• **Short task**: Read the records below. Copy each line where the string "screenshot" occurs.
═════ Extracted entries
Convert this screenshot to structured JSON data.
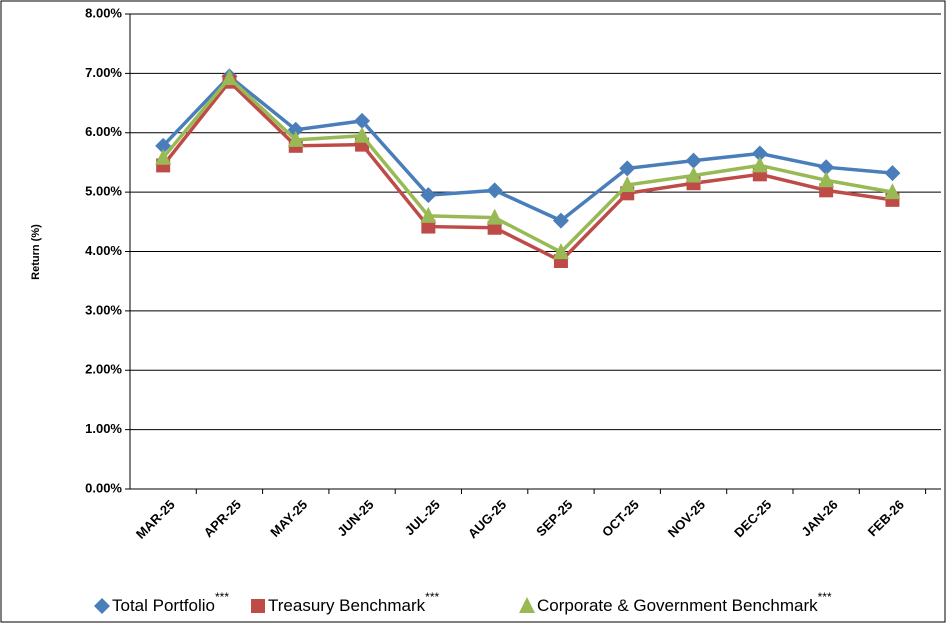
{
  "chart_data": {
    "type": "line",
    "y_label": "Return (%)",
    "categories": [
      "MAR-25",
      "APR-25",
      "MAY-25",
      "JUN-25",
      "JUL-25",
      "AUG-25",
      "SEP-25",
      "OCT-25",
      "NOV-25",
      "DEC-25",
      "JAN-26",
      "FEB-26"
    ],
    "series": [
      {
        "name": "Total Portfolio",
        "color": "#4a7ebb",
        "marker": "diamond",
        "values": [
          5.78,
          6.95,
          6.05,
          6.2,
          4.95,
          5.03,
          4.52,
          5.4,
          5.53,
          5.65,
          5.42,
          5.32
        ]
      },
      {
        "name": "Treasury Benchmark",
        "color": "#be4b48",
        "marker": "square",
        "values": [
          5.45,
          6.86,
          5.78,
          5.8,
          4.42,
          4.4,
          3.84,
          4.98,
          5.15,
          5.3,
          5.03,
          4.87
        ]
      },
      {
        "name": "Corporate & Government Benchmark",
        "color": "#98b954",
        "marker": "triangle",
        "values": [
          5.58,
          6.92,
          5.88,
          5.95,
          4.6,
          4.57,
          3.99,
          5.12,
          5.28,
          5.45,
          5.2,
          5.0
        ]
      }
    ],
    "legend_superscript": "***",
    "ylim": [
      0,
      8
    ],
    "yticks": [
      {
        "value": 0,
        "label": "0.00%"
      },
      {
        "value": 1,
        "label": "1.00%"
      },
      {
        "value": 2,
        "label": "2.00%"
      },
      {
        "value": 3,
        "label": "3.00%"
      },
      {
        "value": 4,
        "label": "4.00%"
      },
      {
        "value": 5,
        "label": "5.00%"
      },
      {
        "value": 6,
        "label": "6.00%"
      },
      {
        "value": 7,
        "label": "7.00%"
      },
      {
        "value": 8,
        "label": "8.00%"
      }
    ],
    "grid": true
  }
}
══════════
═════ Extracted entries
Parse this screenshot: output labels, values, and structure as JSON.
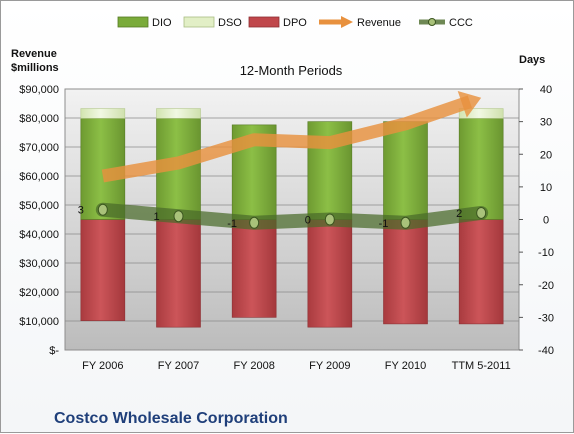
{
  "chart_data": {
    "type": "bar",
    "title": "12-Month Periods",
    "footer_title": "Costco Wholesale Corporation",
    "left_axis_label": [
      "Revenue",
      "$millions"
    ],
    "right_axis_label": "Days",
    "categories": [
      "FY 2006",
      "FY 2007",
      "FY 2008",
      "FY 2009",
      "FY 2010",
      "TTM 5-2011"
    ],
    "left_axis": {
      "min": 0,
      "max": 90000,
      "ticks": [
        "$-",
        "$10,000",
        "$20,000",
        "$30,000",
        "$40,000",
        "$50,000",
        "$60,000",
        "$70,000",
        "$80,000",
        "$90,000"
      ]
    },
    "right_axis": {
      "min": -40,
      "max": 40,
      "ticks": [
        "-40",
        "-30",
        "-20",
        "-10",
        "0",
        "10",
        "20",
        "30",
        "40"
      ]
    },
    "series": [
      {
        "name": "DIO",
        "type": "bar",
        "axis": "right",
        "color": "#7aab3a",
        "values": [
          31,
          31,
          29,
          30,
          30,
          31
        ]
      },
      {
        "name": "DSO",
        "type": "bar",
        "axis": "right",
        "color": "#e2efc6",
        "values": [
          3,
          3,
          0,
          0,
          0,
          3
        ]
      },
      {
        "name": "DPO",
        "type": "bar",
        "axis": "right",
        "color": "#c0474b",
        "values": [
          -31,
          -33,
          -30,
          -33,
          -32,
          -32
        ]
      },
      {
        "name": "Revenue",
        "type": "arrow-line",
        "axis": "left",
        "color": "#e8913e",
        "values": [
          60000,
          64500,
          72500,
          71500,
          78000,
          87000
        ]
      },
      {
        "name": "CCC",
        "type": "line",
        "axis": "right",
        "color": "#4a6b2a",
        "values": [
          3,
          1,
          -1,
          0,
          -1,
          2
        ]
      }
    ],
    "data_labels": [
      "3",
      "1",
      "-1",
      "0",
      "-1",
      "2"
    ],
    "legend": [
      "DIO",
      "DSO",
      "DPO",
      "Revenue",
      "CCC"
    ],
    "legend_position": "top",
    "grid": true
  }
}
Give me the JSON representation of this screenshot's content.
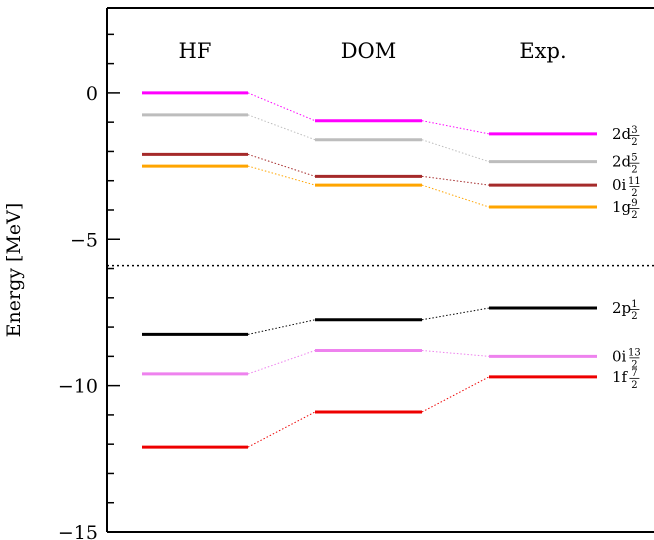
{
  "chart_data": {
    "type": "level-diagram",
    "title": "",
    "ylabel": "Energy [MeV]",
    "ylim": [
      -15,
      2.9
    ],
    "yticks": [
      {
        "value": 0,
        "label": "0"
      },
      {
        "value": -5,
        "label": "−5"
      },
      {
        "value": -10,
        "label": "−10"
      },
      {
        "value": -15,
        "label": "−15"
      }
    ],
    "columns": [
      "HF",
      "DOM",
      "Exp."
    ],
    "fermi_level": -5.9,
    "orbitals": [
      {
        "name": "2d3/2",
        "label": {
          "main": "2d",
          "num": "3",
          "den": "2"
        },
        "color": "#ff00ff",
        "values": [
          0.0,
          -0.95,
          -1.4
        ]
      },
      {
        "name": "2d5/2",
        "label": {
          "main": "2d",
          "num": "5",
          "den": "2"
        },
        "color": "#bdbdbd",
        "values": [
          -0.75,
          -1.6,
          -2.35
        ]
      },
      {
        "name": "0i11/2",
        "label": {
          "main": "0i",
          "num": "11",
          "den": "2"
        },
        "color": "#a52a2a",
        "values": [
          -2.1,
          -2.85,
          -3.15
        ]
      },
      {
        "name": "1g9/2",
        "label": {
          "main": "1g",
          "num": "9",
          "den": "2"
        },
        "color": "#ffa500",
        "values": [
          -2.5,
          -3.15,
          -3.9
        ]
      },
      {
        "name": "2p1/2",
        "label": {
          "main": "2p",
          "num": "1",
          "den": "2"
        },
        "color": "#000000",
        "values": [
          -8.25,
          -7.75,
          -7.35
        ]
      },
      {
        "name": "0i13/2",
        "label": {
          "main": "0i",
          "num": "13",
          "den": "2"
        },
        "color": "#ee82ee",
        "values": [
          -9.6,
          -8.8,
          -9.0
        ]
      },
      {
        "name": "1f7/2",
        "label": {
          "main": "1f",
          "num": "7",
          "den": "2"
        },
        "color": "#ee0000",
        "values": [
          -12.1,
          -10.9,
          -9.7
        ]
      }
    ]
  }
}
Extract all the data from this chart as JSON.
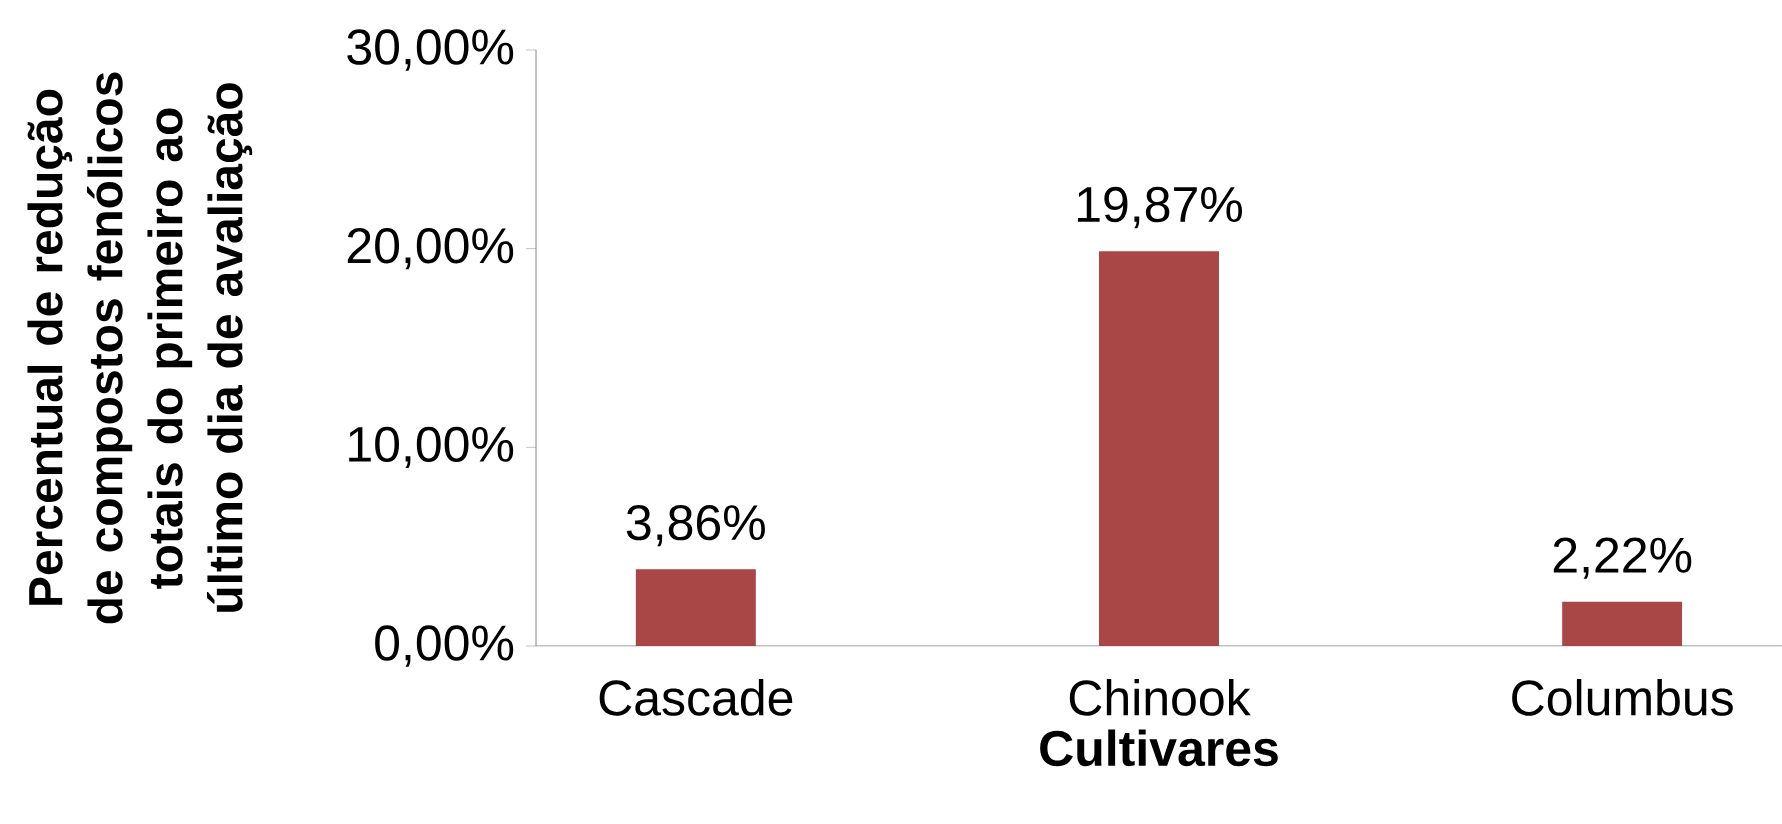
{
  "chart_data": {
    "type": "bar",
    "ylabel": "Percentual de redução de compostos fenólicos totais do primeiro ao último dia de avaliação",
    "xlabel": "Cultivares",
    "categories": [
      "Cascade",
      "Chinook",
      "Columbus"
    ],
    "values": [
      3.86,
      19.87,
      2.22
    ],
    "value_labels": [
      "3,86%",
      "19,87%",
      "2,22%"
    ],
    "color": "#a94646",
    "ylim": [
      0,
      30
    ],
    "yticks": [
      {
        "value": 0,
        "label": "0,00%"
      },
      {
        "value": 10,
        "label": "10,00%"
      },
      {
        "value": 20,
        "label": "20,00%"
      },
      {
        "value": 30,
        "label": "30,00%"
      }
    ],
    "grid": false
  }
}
══════════
• **Result**:
Convert this screenshot to structured JSON data.
Parse this screenshot: output labels, values, and structure as JSON.
Give me the JSON representation of this screenshot's content.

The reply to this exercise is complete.